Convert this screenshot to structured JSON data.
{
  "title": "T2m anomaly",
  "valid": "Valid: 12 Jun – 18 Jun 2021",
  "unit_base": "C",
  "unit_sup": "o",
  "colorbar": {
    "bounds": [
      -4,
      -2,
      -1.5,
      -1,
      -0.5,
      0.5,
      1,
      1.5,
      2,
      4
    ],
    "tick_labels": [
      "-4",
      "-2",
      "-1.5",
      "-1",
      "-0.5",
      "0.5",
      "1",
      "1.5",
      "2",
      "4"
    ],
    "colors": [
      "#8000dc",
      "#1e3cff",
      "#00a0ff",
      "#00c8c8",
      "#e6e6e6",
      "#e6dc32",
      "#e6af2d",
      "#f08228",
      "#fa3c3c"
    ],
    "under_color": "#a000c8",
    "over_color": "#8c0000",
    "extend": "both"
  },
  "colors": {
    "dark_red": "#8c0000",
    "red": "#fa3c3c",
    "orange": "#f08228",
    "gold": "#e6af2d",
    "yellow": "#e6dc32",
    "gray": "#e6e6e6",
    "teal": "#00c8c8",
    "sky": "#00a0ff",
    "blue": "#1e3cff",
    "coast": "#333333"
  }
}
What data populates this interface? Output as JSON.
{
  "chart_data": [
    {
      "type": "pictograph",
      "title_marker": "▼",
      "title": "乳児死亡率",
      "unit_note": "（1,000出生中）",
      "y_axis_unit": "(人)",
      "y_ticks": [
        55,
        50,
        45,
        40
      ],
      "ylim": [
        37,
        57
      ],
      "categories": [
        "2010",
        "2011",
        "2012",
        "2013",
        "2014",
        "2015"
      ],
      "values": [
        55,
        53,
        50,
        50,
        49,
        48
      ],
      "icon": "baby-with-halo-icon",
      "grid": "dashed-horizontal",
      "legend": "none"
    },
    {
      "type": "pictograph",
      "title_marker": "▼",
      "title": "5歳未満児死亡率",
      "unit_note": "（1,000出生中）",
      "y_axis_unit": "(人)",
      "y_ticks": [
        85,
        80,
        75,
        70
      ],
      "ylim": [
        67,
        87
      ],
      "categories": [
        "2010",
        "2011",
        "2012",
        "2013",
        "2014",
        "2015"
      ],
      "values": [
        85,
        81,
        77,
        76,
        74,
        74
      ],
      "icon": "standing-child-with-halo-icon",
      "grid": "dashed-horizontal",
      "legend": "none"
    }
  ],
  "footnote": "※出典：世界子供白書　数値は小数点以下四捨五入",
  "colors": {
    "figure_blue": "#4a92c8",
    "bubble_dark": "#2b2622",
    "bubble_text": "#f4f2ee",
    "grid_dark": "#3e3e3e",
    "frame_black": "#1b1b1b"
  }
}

____

- _Aim of the task_:
Output all of the data again, exactly.

- _Reply_:
Convert this screenshot to structured JSON data.
{
  "title": "T2m anomaly",
  "valid": "Valid: 12 Jun – 18 Jun 2021",
  "unit_base": "C",
  "unit_sup": "o",
  "colorbar": {
    "bounds": [
      -4,
      -2,
      -1.5,
      -1,
      -0.5,
      0.5,
      1,
      1.5,
      2,
      4
    ],
    "tick_labels": [
      "-4",
      "-2",
      "-1.5",
      "-1",
      "-0.5",
      "0.5",
      "1",
      "1.5",
      "2",
      "4"
    ],
    "colors": [
      "#8000dc",
      "#1e3cff",
      "#00a0ff",
      "#00c8c8",
      "#e6e6e6",
      "#e6dc32",
      "#e6af2d",
      "#f08228",
      "#fa3c3c"
    ],
    "under_color": "#a000c8",
    "over_color": "#8c0000",
    "extend": "both"
  },
  "colors": {
    "dark_red": "#8c0000",
    "red": "#fa3c3c",
    "orange": "#f08228",
    "gold": "#e6af2d",
    "yellow": "#e6dc32",
    "gray": "#e6e6e6",
    "teal": "#00c8c8",
    "sky": "#00a0ff",
    "blue": "#1e3cff",
    "coast": "#333333"
  }
}
What data populates this interface? Output as JSON.
{
  "chart_data": [
    {
      "type": "pictograph",
      "title_marker": "▼",
      "title": "乳児死亡率",
      "unit_note": "（1,000出生中）",
      "y_axis_unit": "(人)",
      "y_ticks": [
        55,
        50,
        45,
        40
      ],
      "ylim": [
        37,
        57
      ],
      "categories": [
        "2010",
        "2011",
        "2012",
        "2013",
        "2014",
        "2015"
      ],
      "values": [
        55,
        53,
        50,
        50,
        49,
        48
      ],
      "icon": "baby-with-halo-icon",
      "grid": "dashed-horizontal",
      "legend": "none"
    },
    {
      "type": "pictograph",
      "title_marker": "▼",
      "title": "5歳未満児死亡率",
      "unit_note": "（1,000出生中）",
      "y_axis_unit": "(人)",
      "y_ticks": [
        85,
        80,
        75,
        70
      ],
      "ylim": [
        67,
        87
      ],
      "categories": [
        "2010",
        "2011",
        "2012",
        "2013",
        "2014",
        "2015"
      ],
      "values": [
        85,
        81,
        77,
        76,
        74,
        74
      ],
      "icon": "standing-child-with-halo-icon",
      "grid": "dashed-horizontal",
      "legend": "none"
    }
  ],
  "footnote": "※出典：世界子供白書　数値は小数点以下四捨五入",
  "colors": {
    "figure_blue": "#4a92c8",
    "bubble_dark": "#2b2622",
    "bubble_text": "#f4f2ee",
    "grid_dark": "#3e3e3e",
    "frame_black": "#1b1b1b"
  }
}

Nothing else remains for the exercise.